%%
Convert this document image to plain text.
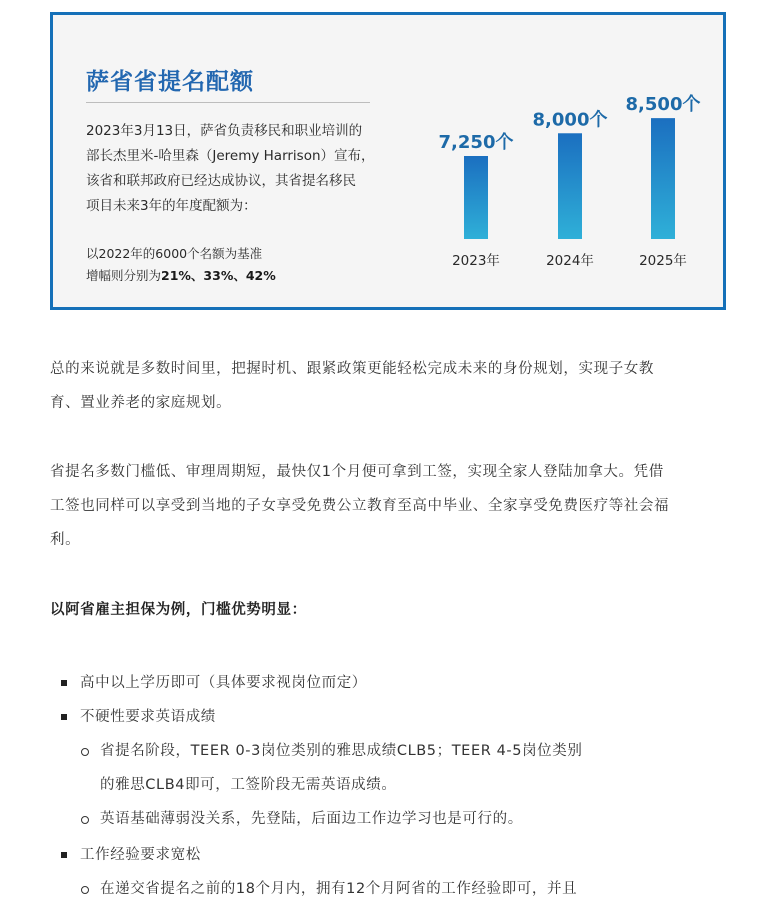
萨省省提名配额
2023年3月13日，萨省负责移民和职业培训的
部长杰里米-哈里森（Jeremy Harrison）宣布，
该省和联邦政府已经达成协议，其省提名移民
项目未来3年的年度配额为：
以2022年的6000个名额为基准
增幅则分别为21%、33%、42%
7,250个
2023年
8,000个
2024年
8,500个
2025年
总的来说就是多数时间里，把握时机、跟紧政策更能轻松完成未来的身份规划，实现子女教
育、置业养老的家庭规划。
省提名多数门槛低、审理周期短，最快仅1个月便可拿到工签，实现全家人登陆加拿大。凭借
工签也同样可以享受到当地的子女享受免费公立教育至高中毕业、全家享受免费医疗等社会福
利。
以阿省雇主担保为例，门槛优势明显：
高中以上学历即可（具体要求视岗位而定）
不硬性要求英语成绩
省提名阶段，TEER 0-3岗位类别的雅思成绩CLB5；TEER 4-5岗位类别
的雅思CLB4即可，工签阶段无需英语成绩。
英语基础薄弱没关系，先登陆，后面边工作边学习也是可行的。
工作经验要求宽松
在递交省提名之前的18个月内，拥有12个月阿省的工作经验即可，并且
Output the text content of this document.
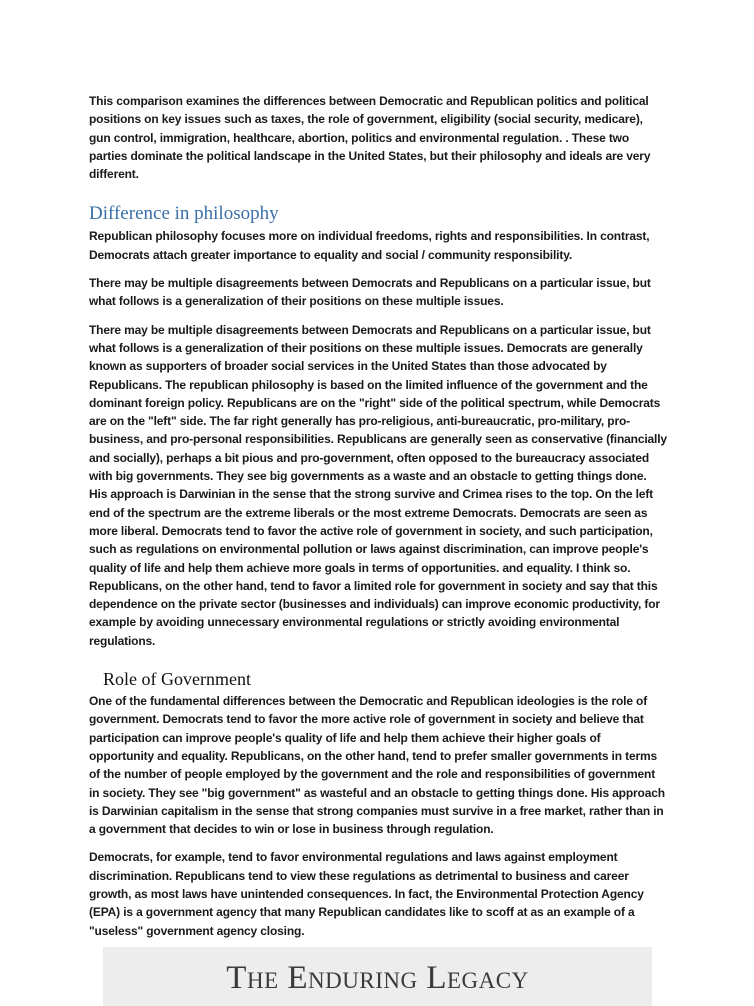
This comparison examines the differences between Democratic and Republican politics and political positions on key issues such as taxes, the role of government, eligibility (social security, medicare), gun control, immigration, healthcare, abortion, politics and environmental regulation. . These two parties dominate the political landscape in the United States, but their philosophy and ideals are very different.

Difference in philosophy

Republican philosophy focuses more on individual freedoms, rights and responsibilities. In contrast, Democrats attach greater importance to equality and social / community responsibility.

There may be multiple disagreements between Democrats and Republicans on a particular issue, but what follows is a generalization of their positions on these multiple issues.

There may be multiple disagreements between Democrats and Republicans on a particular issue, but what follows is a generalization of their positions on these multiple issues. Democrats are generally known as supporters of broader social services in the United States than those advocated by Republicans. The republican philosophy is based on the limited influence of the government and the dominant foreign policy. Republicans are on the "right" side of the political spectrum, while Democrats are on the "left" side. The far right generally has pro-religious, anti-bureaucratic, pro-military, pro-business, and pro-personal responsibilities. Republicans are generally seen as conservative (financially and socially), perhaps a bit pious and pro-government, often opposed to the bureaucracy associated with big governments. They see big governments as a waste and an obstacle to getting things done. His approach is Darwinian in the sense that the strong survive and Crimea rises to the top. On the left end of the spectrum are the extreme liberals or the most extreme Democrats. Democrats are seen as more liberal. Democrats tend to favor the active role of government in society, and such participation, such as regulations on environmental pollution or laws against discrimination, can improve people's quality of life and help them achieve more goals in terms of opportunities. and equality. I think so. Republicans, on the other hand, tend to favor a limited role for government in society and say that this dependence on the private sector (businesses and individuals) can improve economic productivity, for example by avoiding unnecessary environmental regulations or strictly avoiding environmental regulations.

Role of Government

One of the fundamental differences between the Democratic and Republican ideologies is the role of government. Democrats tend to favor the more active role of government in society and believe that participation can improve people's quality of life and help them achieve their higher goals of opportunity and equality. Republicans, on the other hand, tend to prefer smaller governments in terms of the number of people employed by the government and the role and responsibilities of government in society. They see "big government" as wasteful and an obstacle to getting things done. His approach is Darwinian capitalism in the sense that strong companies must survive in a free market, rather than in a government that decides to win or lose in business through regulation.

Democrats, for example, tend to favor environmental regulations and laws against employment discrimination. Republicans tend to view these regulations as detrimental to business and career growth, as most laws have unintended consequences. In fact, the Environmental Protection Agency (EPA) is a government agency that many Republican candidates like to scoff at as an example of a "useless" government agency closing.

The Enduring Legacy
%%
> _Instruction_: Set down all the entries exactly as they appear, but skip any pictures.

> _Solution for this task_:
Convert this document image to plain text.
萨省省提名配额
2023年3月13日，萨省负责移民和职业培训的
部长杰里米-哈里森（Jeremy Harrison）宣布，
该省和联邦政府已经达成协议，其省提名移民
项目未来3年的年度配额为：
以2022年的6000个名额为基准
增幅则分别为21%、33%、42%
7,250个
2023年
8,000个
2024年
8,500个
2025年
总的来说就是多数时间里，把握时机、跟紧政策更能轻松完成未来的身份规划，实现子女教
育、置业养老的家庭规划。
省提名多数门槛低、审理周期短，最快仅1个月便可拿到工签，实现全家人登陆加拿大。凭借
工签也同样可以享受到当地的子女享受免费公立教育至高中毕业、全家享受免费医疗等社会福
利。
以阿省雇主担保为例，门槛优势明显：
高中以上学历即可（具体要求视岗位而定）
不硬性要求英语成绩
省提名阶段，TEER 0-3岗位类别的雅思成绩CLB5；TEER 4-5岗位类别
的雅思CLB4即可，工签阶段无需英语成绩。
英语基础薄弱没关系，先登陆，后面边工作边学习也是可行的。
工作经验要求宽松
在递交省提名之前的18个月内，拥有12个月阿省的工作经验即可，并且
Output the text content of this document.
This comparison examines the differences between Democratic and Republican politics and political positions on key issues such as taxes, the role of government, eligibility (social security, medicare), gun control, immigration, healthcare, abortion, politics and environmental regulation. . These two parties dominate the political landscape in the United States, but their philosophy and ideals are very different.

Difference in philosophy

Republican philosophy focuses more on individual freedoms, rights and responsibilities. In contrast, Democrats attach greater importance to equality and social / community responsibility.

There may be multiple disagreements between Democrats and Republicans on a particular issue, but what follows is a generalization of their positions on these multiple issues.

There may be multiple disagreements between Democrats and Republicans on a particular issue, but what follows is a generalization of their positions on these multiple issues. Democrats are generally known as supporters of broader social services in the United States than those advocated by Republicans. The republican philosophy is based on the limited influence of the government and the dominant foreign policy. Republicans are on the "right" side of the political spectrum, while Democrats are on the "left" side. The far right generally has pro-religious, anti-bureaucratic, pro-military, pro-business, and pro-personal responsibilities. Republicans are generally seen as conservative (financially and socially), perhaps a bit pious and pro-government, often opposed to the bureaucracy associated with big governments. They see big governments as a waste and an obstacle to getting things done. His approach is Darwinian in the sense that the strong survive and Crimea rises to the top. On the left end of the spectrum are the extreme liberals or the most extreme Democrats. Democrats are seen as more liberal. Democrats tend to favor the active role of government in society, and such participation, such as regulations on environmental pollution or laws against discrimination, can improve people's quality of life and help them achieve more goals in terms of opportunities. and equality. I think so. Republicans, on the other hand, tend to favor a limited role for government in society and say that this dependence on the private sector (businesses and individuals) can improve economic productivity, for example by avoiding unnecessary environmental regulations or strictly avoiding environmental regulations.

Role of Government

One of the fundamental differences between the Democratic and Republican ideologies is the role of government. Democrats tend to favor the more active role of government in society and believe that participation can improve people's quality of life and help them achieve their higher goals of opportunity and equality. Republicans, on the other hand, tend to prefer smaller governments in terms of the number of people employed by the government and the role and responsibilities of government in society. They see "big government" as wasteful and an obstacle to getting things done. His approach is Darwinian capitalism in the sense that strong companies must survive in a free market, rather than in a government that decides to win or lose in business through regulation.

Democrats, for example, tend to favor environmental regulations and laws against employment discrimination. Republicans tend to view these regulations as detrimental to business and career growth, as most laws have unintended consequences. In fact, the Environmental Protection Agency (EPA) is a government agency that many Republican candidates like to scoff at as an example of a "useless" government agency closing.

The Enduring Legacy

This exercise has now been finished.